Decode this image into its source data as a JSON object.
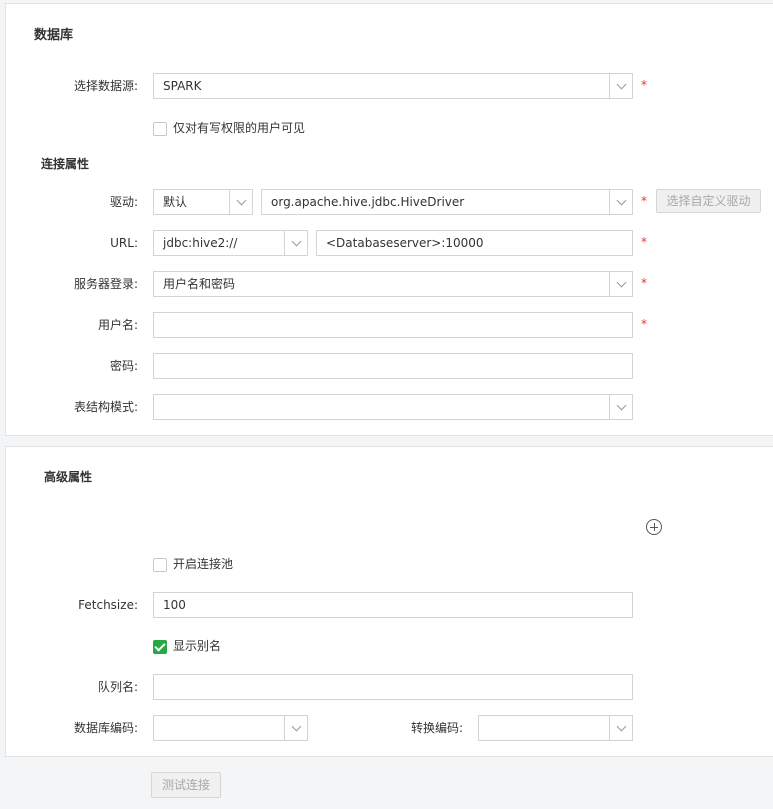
{
  "database_panel": {
    "title": "数据库",
    "datasource": {
      "label": "选择数据源:",
      "value": "SPARK",
      "required": "*"
    },
    "write_only_visible": {
      "label": "仅对有写权限的用户可见",
      "checked": false
    },
    "connection_title": "连接属性",
    "driver": {
      "label": "驱动:",
      "type_value": "默认",
      "class_value": "org.apache.hive.jdbc.HiveDriver",
      "required": "*",
      "custom_button": "选择自定义驱动"
    },
    "url": {
      "label": "URL:",
      "prefix_value": "jdbc:hive2://",
      "value": "<Databaseserver>:10000",
      "required": "*"
    },
    "server_login": {
      "label": "服务器登录:",
      "value": "用户名和密码",
      "required": "*"
    },
    "username": {
      "label": "用户名:",
      "value": "",
      "required": "*"
    },
    "password": {
      "label": "密码:",
      "value": ""
    },
    "schema": {
      "label": "表结构模式:",
      "value": ""
    }
  },
  "advanced_panel": {
    "title": "高级属性",
    "connection_pool": {
      "label": "开启连接池",
      "checked": false
    },
    "fetchsize": {
      "label": "Fetchsize:",
      "value": "100"
    },
    "show_alias": {
      "label": "显示别名",
      "checked": true
    },
    "queue_name": {
      "label": "队列名:",
      "value": ""
    },
    "db_encoding": {
      "label": "数据库编码:",
      "value": ""
    },
    "convert_encoding": {
      "label": "转换编码:",
      "value": ""
    }
  },
  "test_button": "测试连接",
  "colors": {
    "required": "#e53935",
    "checkbox_on": "#28a745",
    "border": "#d4d4d4"
  }
}
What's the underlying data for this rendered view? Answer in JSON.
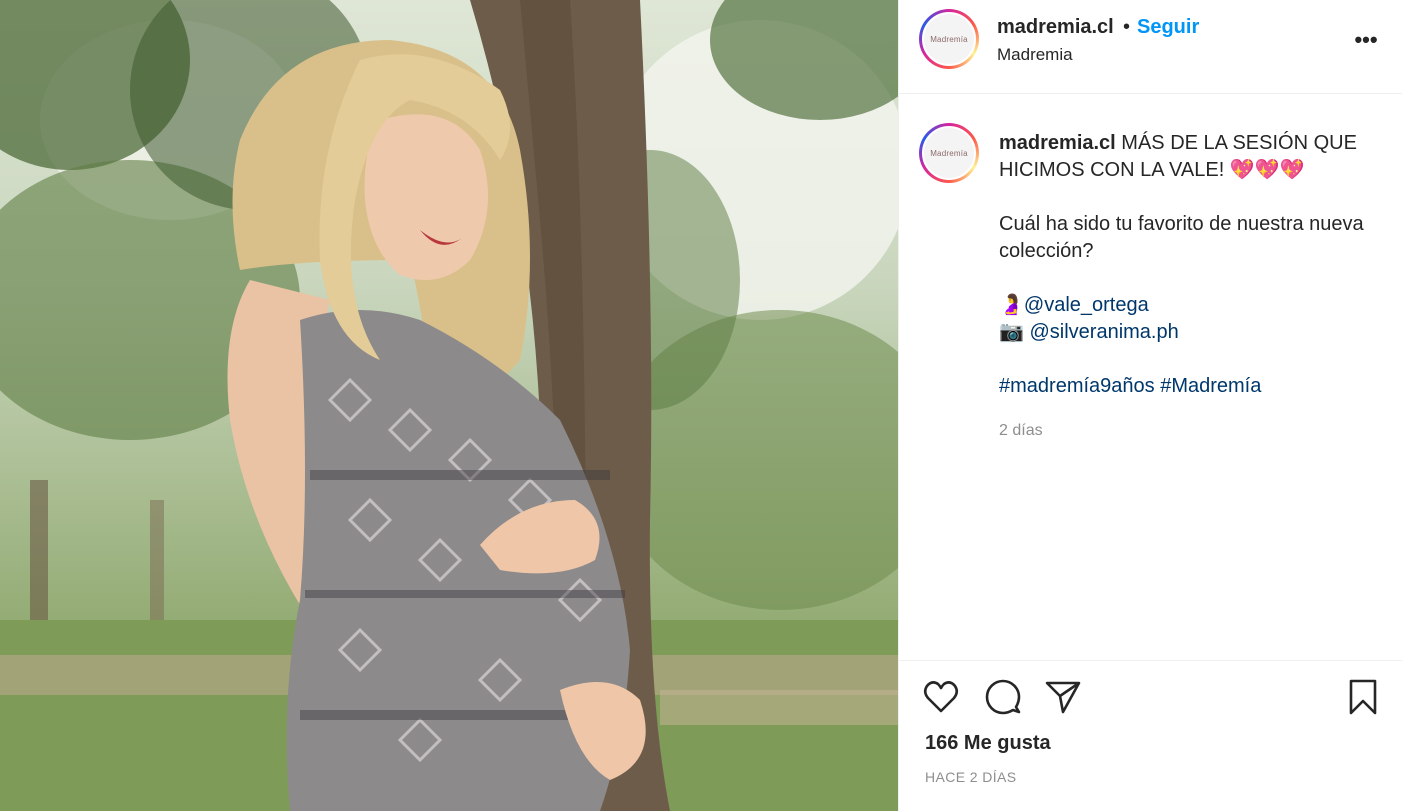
{
  "post": {
    "username": "madremia.cl",
    "separator": "•",
    "follow_label": "Seguir",
    "location": "Madremia",
    "avatar_text": "Madremía",
    "more_icon": "more-horizontal-icon"
  },
  "caption": {
    "username": "madremia.cl",
    "headline": "MÁS DE LA SESIÓN QUE HICIMOS CON LA VALE!",
    "headline_emoji": "💖💖💖",
    "question": "Cuál ha sido tu favorito de nuestra nueva colección?",
    "credit_1_emoji": "🤰",
    "credit_1": "@vale_ortega",
    "credit_2_emoji": "📷",
    "credit_2": "@silveranima.ph",
    "hashtags": "#madremía9años #Madremía",
    "time": "2 días"
  },
  "actions": {
    "like_icon": "heart-icon",
    "comment_icon": "comment-icon",
    "share_icon": "send-icon",
    "save_icon": "bookmark-icon",
    "likes": "166 Me gusta",
    "posted_ago": "HACE 2 DÍAS"
  },
  "colors": {
    "follow": "#0095f6",
    "link": "#00376b",
    "muted": "#8e8e8e",
    "divider": "#efefef"
  }
}
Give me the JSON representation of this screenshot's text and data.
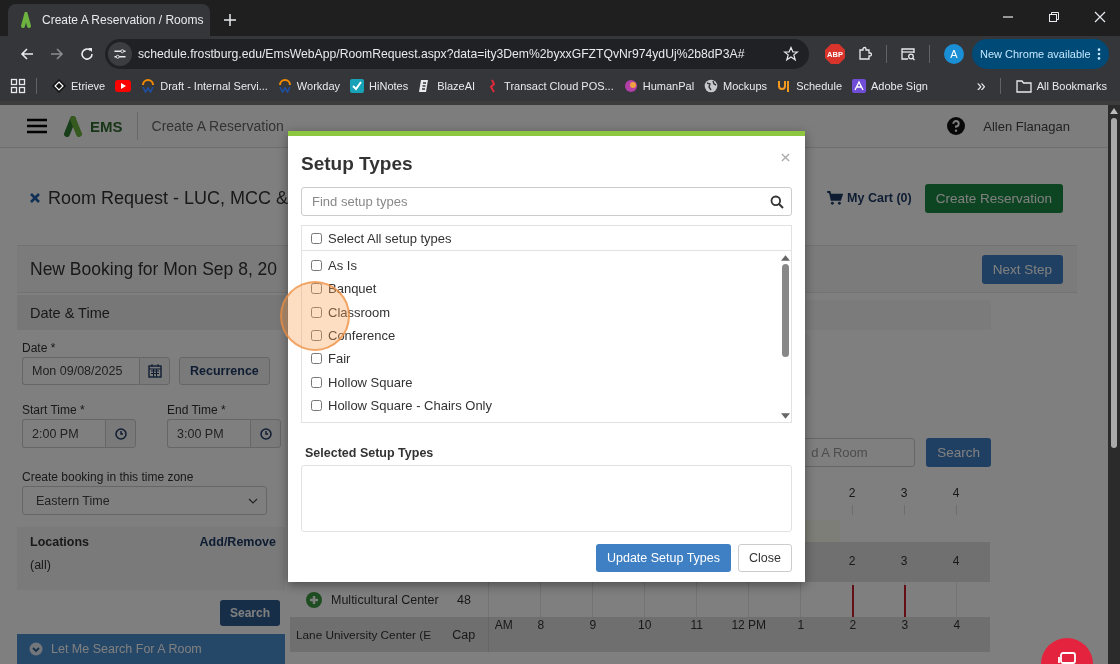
{
  "browser": {
    "tab": {
      "title": "Create A Reservation / Rooms"
    },
    "address": "schedule.frostburg.edu/EmsWebApp/RoomRequest.aspx?data=ity3Dem%2byxxGFZTQvNr974ydUj%2b8dP3A#",
    "extension_badge": "ABP",
    "profile": "A",
    "update_button": "New Chrome available",
    "bookmarks": [
      {
        "kind": "diamond",
        "label": "Etrieve"
      },
      {
        "kind": "video"
      },
      {
        "kind": "arc",
        "label": "Draft - Internal Servi..."
      },
      {
        "kind": "arc",
        "label": "Workday"
      },
      {
        "kind": "check",
        "label": "HiNotes"
      },
      {
        "kind": "letter",
        "label": "BlazeAI"
      },
      {
        "kind": "flame",
        "label": "Transact Cloud POS..."
      },
      {
        "kind": "blob",
        "label": "HumanPal"
      },
      {
        "kind": "globe",
        "label": "Mockups"
      },
      {
        "kind": "fork",
        "label": "Schedule"
      },
      {
        "kind": "pdf",
        "label": "Adobe Sign"
      }
    ],
    "overflow": "»",
    "all_bookmarks": "All Bookmarks"
  },
  "header": {
    "app_name": "EMS",
    "page_title": "Create A Reservation",
    "user": "Allen Flanagan"
  },
  "request": {
    "title": "Room Request - LUC, MCC &",
    "cart": "My Cart (0)",
    "create_button": "Create Reservation"
  },
  "booking": {
    "title": "New Booking for Mon Sep 8, 20",
    "next_button": "Next Step"
  },
  "date_time": {
    "heading": "Date & Time",
    "date_label": "Date *",
    "date": "Mon 09/08/2025",
    "recurrence_button": "Recurrence",
    "start_label": "Start Time *",
    "start": "2:00 PM",
    "end_label": "End Time *",
    "end": "3:00 PM",
    "timezone_label": "Create booking in this time zone",
    "timezone": "Eastern Time"
  },
  "locations": {
    "heading": "Locations",
    "edit_link": "Add/Remove",
    "value": "(all)",
    "search_button": "Search",
    "search_room_bar": "Let Me Search For A Room"
  },
  "room_search": {
    "placeholder": "d A Room",
    "search_button": "Search"
  },
  "timeline": {
    "rows": [
      {
        "kind": "hours",
        "hours": [
          "2",
          "3",
          "4"
        ]
      },
      {
        "kind": "band"
      },
      {
        "kind": "hours_band",
        "hours": [
          "2",
          "3",
          "4"
        ]
      },
      {
        "kind": "room",
        "name": "Multicultural Center",
        "capacity": "48"
      },
      {
        "kind": "building",
        "name": "Lane University Center (E",
        "capacity": "Cap",
        "hours": [
          "AM",
          "8",
          "9",
          "10",
          "11",
          "12 PM",
          "1",
          "2",
          "3",
          "4"
        ]
      }
    ]
  },
  "dialog": {
    "title": "Setup Types",
    "search_placeholder": "Find setup types",
    "select_all": {
      "label": "Select All setup types",
      "checked": false
    },
    "options": [
      {
        "label": "As Is",
        "checked": false
      },
      {
        "label": "Banquet",
        "checked": false
      },
      {
        "label": "Classroom",
        "checked": false
      },
      {
        "label": "Conference",
        "checked": false
      },
      {
        "label": "Fair",
        "checked": false
      },
      {
        "label": "Hollow Square",
        "checked": false
      },
      {
        "label": "Hollow Square - Chairs Only",
        "checked": false
      }
    ],
    "selected_heading": "Selected Setup Types",
    "update_button": "Update Setup Types",
    "close_button": "Close"
  }
}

--------

** Written problem **
Using the data above, write out every line exactly, leaving the images behind.

** Task output **
Decode this image into its source data as a JSON object.
{
  "database_panel": {
    "title": "数据库",
    "datasource": {
      "label": "选择数据源:",
      "value": "SPARK",
      "required": "*"
    },
    "write_only_visible": {
      "label": "仅对有写权限的用户可见",
      "checked": false
    },
    "connection_title": "连接属性",
    "driver": {
      "label": "驱动:",
      "type_value": "默认",
      "class_value": "org.apache.hive.jdbc.HiveDriver",
      "required": "*",
      "custom_button": "选择自定义驱动"
    },
    "url": {
      "label": "URL:",
      "prefix_value": "jdbc:hive2://",
      "value": "<Databaseserver>:10000",
      "required": "*"
    },
    "server_login": {
      "label": "服务器登录:",
      "value": "用户名和密码",
      "required": "*"
    },
    "username": {
      "label": "用户名:",
      "value": "",
      "required": "*"
    },
    "password": {
      "label": "密码:",
      "value": ""
    },
    "schema": {
      "label": "表结构模式:",
      "value": ""
    }
  },
  "advanced_panel": {
    "title": "高级属性",
    "connection_pool": {
      "label": "开启连接池",
      "checked": false
    },
    "fetchsize": {
      "label": "Fetchsize:",
      "value": "100"
    },
    "show_alias": {
      "label": "显示别名",
      "checked": true
    },
    "queue_name": {
      "label": "队列名:",
      "value": ""
    },
    "db_encoding": {
      "label": "数据库编码:",
      "value": ""
    },
    "convert_encoding": {
      "label": "转换编码:",
      "value": ""
    }
  },
  "test_button": "测试连接",
  "colors": {
    "required": "#e53935",
    "checkbox_on": "#28a745",
    "border": "#d4d4d4"
  }
}
What's the underlying data for this rendered view? Answer in JSON.
{
  "post": {
    "username": "madremia.cl",
    "separator": "•",
    "follow_label": "Seguir",
    "location": "Madremia",
    "avatar_text": "Madremía",
    "more_icon": "more-horizontal-icon"
  },
  "caption": {
    "username": "madremia.cl",
    "headline": "MÁS DE LA SESIÓN QUE HICIMOS CON LA VALE!",
    "headline_emoji": "💖💖💖",
    "question": "Cuál ha sido tu favorito de nuestra nueva colección?",
    "credit_1_emoji": "🤰",
    "credit_1": "@vale_ortega",
    "credit_2_emoji": "📷",
    "credit_2": "@silveranima.ph",
    "hashtags": "#madremía9años #Madremía",
    "time": "2 días"
  },
  "actions": {
    "like_icon": "heart-icon",
    "comment_icon": "comment-icon",
    "share_icon": "send-icon",
    "save_icon": "bookmark-icon",
    "likes": "166 Me gusta",
    "posted_ago": "HACE 2 DÍAS"
  },
  "colors": {
    "follow": "#0095f6",
    "link": "#00376b",
    "muted": "#8e8e8e",
    "divider": "#efefef"
  }
}
Give me the JSON representation of this screenshot's text and data.
{
  "browser": {
    "tab": {
      "title": "Create A Reservation / Rooms"
    },
    "address": "schedule.frostburg.edu/EmsWebApp/RoomRequest.aspx?data=ity3Dem%2byxxGFZTQvNr974ydUj%2b8dP3A#",
    "extension_badge": "ABP",
    "profile": "A",
    "update_button": "New Chrome available",
    "bookmarks": [
      {
        "kind": "diamond",
        "label": "Etrieve"
      },
      {
        "kind": "video"
      },
      {
        "kind": "arc",
        "label": "Draft - Internal Servi..."
      },
      {
        "kind": "arc",
        "label": "Workday"
      },
      {
        "kind": "check",
        "label": "HiNotes"
      },
      {
        "kind": "letter",
        "label": "BlazeAI"
      },
      {
        "kind": "flame",
        "label": "Transact Cloud POS..."
      },
      {
        "kind": "blob",
        "label": "HumanPal"
      },
      {
        "kind": "globe",
        "label": "Mockups"
      },
      {
        "kind": "fork",
        "label": "Schedule"
      },
      {
        "kind": "pdf",
        "label": "Adobe Sign"
      }
    ],
    "overflow": "»",
    "all_bookmarks": "All Bookmarks"
  },
  "header": {
    "app_name": "EMS",
    "page_title": "Create A Reservation",
    "user": "Allen Flanagan"
  },
  "request": {
    "title": "Room Request - LUC, MCC &",
    "cart": "My Cart (0)",
    "create_button": "Create Reservation"
  },
  "booking": {
    "title": "New Booking for Mon Sep 8, 20",
    "next_button": "Next Step"
  },
  "date_time": {
    "heading": "Date & Time",
    "date_label": "Date *",
    "date": "Mon 09/08/2025",
    "recurrence_button": "Recurrence",
    "start_label": "Start Time *",
    "start": "2:00 PM",
    "end_label": "End Time *",
    "end": "3:00 PM",
    "timezone_label": "Create booking in this time zone",
    "timezone": "Eastern Time"
  },
  "locations": {
    "heading": "Locations",
    "edit_link": "Add/Remove",
    "value": "(all)",
    "search_button": "Search",
    "search_room_bar": "Let Me Search For A Room"
  },
  "room_search": {
    "placeholder": "d A Room",
    "search_button": "Search"
  },
  "timeline": {
    "rows": [
      {
        "kind": "hours",
        "hours": [
          "2",
          "3",
          "4"
        ]
      },
      {
        "kind": "band"
      },
      {
        "kind": "hours_band",
        "hours": [
          "2",
          "3",
          "4"
        ]
      },
      {
        "kind": "room",
        "name": "Multicultural Center",
        "capacity": "48"
      },
      {
        "kind": "building",
        "name": "Lane University Center (E",
        "capacity": "Cap",
        "hours": [
          "AM",
          "8",
          "9",
          "10",
          "11",
          "12 PM",
          "1",
          "2",
          "3",
          "4"
        ]
      }
    ]
  },
  "dialog": {
    "title": "Setup Types",
    "search_placeholder": "Find setup types",
    "select_all": {
      "label": "Select All setup types",
      "checked": false
    },
    "options": [
      {
        "label": "As Is",
        "checked": false
      },
      {
        "label": "Banquet",
        "checked": false
      },
      {
        "label": "Classroom",
        "checked": false
      },
      {
        "label": "Conference",
        "checked": false
      },
      {
        "label": "Fair",
        "checked": false
      },
      {
        "label": "Hollow Square",
        "checked": false
      },
      {
        "label": "Hollow Square - Chairs Only",
        "checked": false
      }
    ],
    "selected_heading": "Selected Setup Types",
    "update_button": "Update Setup Types",
    "close_button": "Close"
  }
}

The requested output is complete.